§ The problem: Every entry below should be transcribed exactly; pictures stay out of the copy.

§ Provided entries:
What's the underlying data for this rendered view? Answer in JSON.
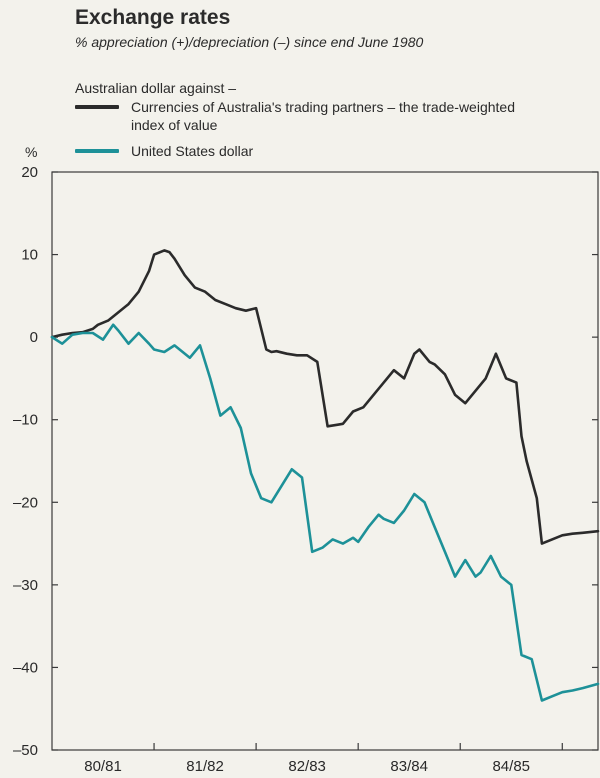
{
  "colors": {
    "twi": "#2b2b2b",
    "usd": "#1d9198",
    "frame": "#3a3a3a",
    "background": "#f3f2ec"
  },
  "chart_data": {
    "type": "line",
    "title": "Exchange rates",
    "subtitle": "% appreciation (+)/depreciation (–) since end June 1980",
    "legend_title": "Australian dollar against –",
    "ylabel": "%",
    "ylim": [
      -50,
      20
    ],
    "yticks": [
      20,
      10,
      0,
      -10,
      -20,
      -30,
      -40,
      -50
    ],
    "ytick_labels": [
      "20",
      "10",
      "0",
      "–10",
      "–20",
      "–30",
      "–40",
      "–50"
    ],
    "xlim": [
      0,
      5.35
    ],
    "categories": [
      "80/81",
      "81/82",
      "82/83",
      "83/84",
      "84/85"
    ],
    "series": [
      {
        "name": "Currencies of Australia's trading partners – the trade-weighted index of value",
        "x": [
          0.0,
          0.1,
          0.2,
          0.3,
          0.4,
          0.45,
          0.55,
          0.65,
          0.75,
          0.85,
          0.95,
          1.0,
          1.1,
          1.15,
          1.2,
          1.3,
          1.4,
          1.5,
          1.55,
          1.6,
          1.7,
          1.8,
          1.9,
          2.0,
          2.1,
          2.15,
          2.2,
          2.3,
          2.4,
          2.5,
          2.6,
          2.7,
          2.8,
          2.85,
          2.95,
          3.05,
          3.15,
          3.25,
          3.35,
          3.45,
          3.55,
          3.6,
          3.7,
          3.75,
          3.85,
          3.95,
          4.05,
          4.15,
          4.25,
          4.35,
          4.45,
          4.55,
          4.6,
          4.65,
          4.75,
          4.8,
          4.9,
          5.0,
          5.1,
          5.2,
          5.35
        ],
        "values": [
          0.0,
          0.3,
          0.5,
          0.6,
          1.0,
          1.5,
          2.0,
          3.0,
          4.0,
          5.5,
          8.0,
          10.0,
          10.5,
          10.3,
          9.5,
          7.5,
          6.0,
          5.5,
          5.0,
          4.5,
          4.0,
          3.5,
          3.2,
          3.5,
          -1.5,
          -1.8,
          -1.7,
          -2.0,
          -2.2,
          -2.2,
          -3.0,
          -10.8,
          -10.6,
          -10.5,
          -9.0,
          -8.5,
          -7.0,
          -5.5,
          -4.0,
          -5.0,
          -2.0,
          -1.5,
          -3.0,
          -3.3,
          -4.5,
          -7.0,
          -8.0,
          -6.5,
          -5.0,
          -2.0,
          -5.0,
          -5.5,
          -12.0,
          -15.0,
          -19.5,
          -25.0,
          -24.5,
          -24.0,
          -23.8,
          -23.7,
          -23.5
        ],
        "color": "#2b2b2b"
      },
      {
        "name": "United States dollar",
        "x": [
          0.0,
          0.1,
          0.2,
          0.3,
          0.4,
          0.5,
          0.6,
          0.65,
          0.75,
          0.85,
          0.95,
          1.0,
          1.1,
          1.2,
          1.35,
          1.45,
          1.55,
          1.65,
          1.75,
          1.85,
          1.95,
          2.05,
          2.15,
          2.25,
          2.35,
          2.45,
          2.55,
          2.65,
          2.75,
          2.85,
          2.95,
          3.0,
          3.1,
          3.2,
          3.25,
          3.35,
          3.45,
          3.55,
          3.65,
          3.75,
          3.85,
          3.95,
          4.05,
          4.15,
          4.2,
          4.3,
          4.4,
          4.5,
          4.6,
          4.7,
          4.8,
          4.9,
          5.0,
          5.1,
          5.2,
          5.35
        ],
        "values": [
          0.0,
          -0.8,
          0.3,
          0.5,
          0.5,
          -0.3,
          1.5,
          0.8,
          -0.8,
          0.5,
          -0.8,
          -1.5,
          -1.8,
          -1.0,
          -2.5,
          -1.0,
          -5.0,
          -9.5,
          -8.5,
          -11.0,
          -16.5,
          -19.5,
          -20.0,
          -18.0,
          -16.0,
          -17.0,
          -26.0,
          -25.5,
          -24.5,
          -25.0,
          -24.3,
          -24.8,
          -23.0,
          -21.5,
          -22.0,
          -22.5,
          -21.0,
          -19.0,
          -20.0,
          -23.0,
          -26.0,
          -29.0,
          -27.0,
          -29.0,
          -28.5,
          -26.5,
          -29.0,
          -30.0,
          -38.5,
          -39.0,
          -44.0,
          -43.5,
          -43.0,
          -42.8,
          -42.5,
          -42.0
        ],
        "color": "#1d9198"
      }
    ]
  }
}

§ Full response:
What's the underlying data for this rendered view? Answer in JSON.
{
  "colors": {
    "twi": "#2b2b2b",
    "usd": "#1d9198",
    "frame": "#3a3a3a",
    "background": "#f3f2ec"
  },
  "chart_data": {
    "type": "line",
    "title": "Exchange rates",
    "subtitle": "% appreciation (+)/depreciation (–) since end June 1980",
    "legend_title": "Australian dollar against –",
    "ylabel": "%",
    "ylim": [
      -50,
      20
    ],
    "yticks": [
      20,
      10,
      0,
      -10,
      -20,
      -30,
      -40,
      -50
    ],
    "ytick_labels": [
      "20",
      "10",
      "0",
      "–10",
      "–20",
      "–30",
      "–40",
      "–50"
    ],
    "xlim": [
      0,
      5.35
    ],
    "categories": [
      "80/81",
      "81/82",
      "82/83",
      "83/84",
      "84/85"
    ],
    "series": [
      {
        "name": "Currencies of Australia's trading partners – the trade-weighted index of value",
        "x": [
          0.0,
          0.1,
          0.2,
          0.3,
          0.4,
          0.45,
          0.55,
          0.65,
          0.75,
          0.85,
          0.95,
          1.0,
          1.1,
          1.15,
          1.2,
          1.3,
          1.4,
          1.5,
          1.55,
          1.6,
          1.7,
          1.8,
          1.9,
          2.0,
          2.1,
          2.15,
          2.2,
          2.3,
          2.4,
          2.5,
          2.6,
          2.7,
          2.8,
          2.85,
          2.95,
          3.05,
          3.15,
          3.25,
          3.35,
          3.45,
          3.55,
          3.6,
          3.7,
          3.75,
          3.85,
          3.95,
          4.05,
          4.15,
          4.25,
          4.35,
          4.45,
          4.55,
          4.6,
          4.65,
          4.75,
          4.8,
          4.9,
          5.0,
          5.1,
          5.2,
          5.35
        ],
        "values": [
          0.0,
          0.3,
          0.5,
          0.6,
          1.0,
          1.5,
          2.0,
          3.0,
          4.0,
          5.5,
          8.0,
          10.0,
          10.5,
          10.3,
          9.5,
          7.5,
          6.0,
          5.5,
          5.0,
          4.5,
          4.0,
          3.5,
          3.2,
          3.5,
          -1.5,
          -1.8,
          -1.7,
          -2.0,
          -2.2,
          -2.2,
          -3.0,
          -10.8,
          -10.6,
          -10.5,
          -9.0,
          -8.5,
          -7.0,
          -5.5,
          -4.0,
          -5.0,
          -2.0,
          -1.5,
          -3.0,
          -3.3,
          -4.5,
          -7.0,
          -8.0,
          -6.5,
          -5.0,
          -2.0,
          -5.0,
          -5.5,
          -12.0,
          -15.0,
          -19.5,
          -25.0,
          -24.5,
          -24.0,
          -23.8,
          -23.7,
          -23.5
        ],
        "color": "#2b2b2b"
      },
      {
        "name": "United States dollar",
        "x": [
          0.0,
          0.1,
          0.2,
          0.3,
          0.4,
          0.5,
          0.6,
          0.65,
          0.75,
          0.85,
          0.95,
          1.0,
          1.1,
          1.2,
          1.35,
          1.45,
          1.55,
          1.65,
          1.75,
          1.85,
          1.95,
          2.05,
          2.15,
          2.25,
          2.35,
          2.45,
          2.55,
          2.65,
          2.75,
          2.85,
          2.95,
          3.0,
          3.1,
          3.2,
          3.25,
          3.35,
          3.45,
          3.55,
          3.65,
          3.75,
          3.85,
          3.95,
          4.05,
          4.15,
          4.2,
          4.3,
          4.4,
          4.5,
          4.6,
          4.7,
          4.8,
          4.9,
          5.0,
          5.1,
          5.2,
          5.35
        ],
        "values": [
          0.0,
          -0.8,
          0.3,
          0.5,
          0.5,
          -0.3,
          1.5,
          0.8,
          -0.8,
          0.5,
          -0.8,
          -1.5,
          -1.8,
          -1.0,
          -2.5,
          -1.0,
          -5.0,
          -9.5,
          -8.5,
          -11.0,
          -16.5,
          -19.5,
          -20.0,
          -18.0,
          -16.0,
          -17.0,
          -26.0,
          -25.5,
          -24.5,
          -25.0,
          -24.3,
          -24.8,
          -23.0,
          -21.5,
          -22.0,
          -22.5,
          -21.0,
          -19.0,
          -20.0,
          -23.0,
          -26.0,
          -29.0,
          -27.0,
          -29.0,
          -28.5,
          -26.5,
          -29.0,
          -30.0,
          -38.5,
          -39.0,
          -44.0,
          -43.5,
          -43.0,
          -42.8,
          -42.5,
          -42.0
        ],
        "color": "#1d9198"
      }
    ]
  }
}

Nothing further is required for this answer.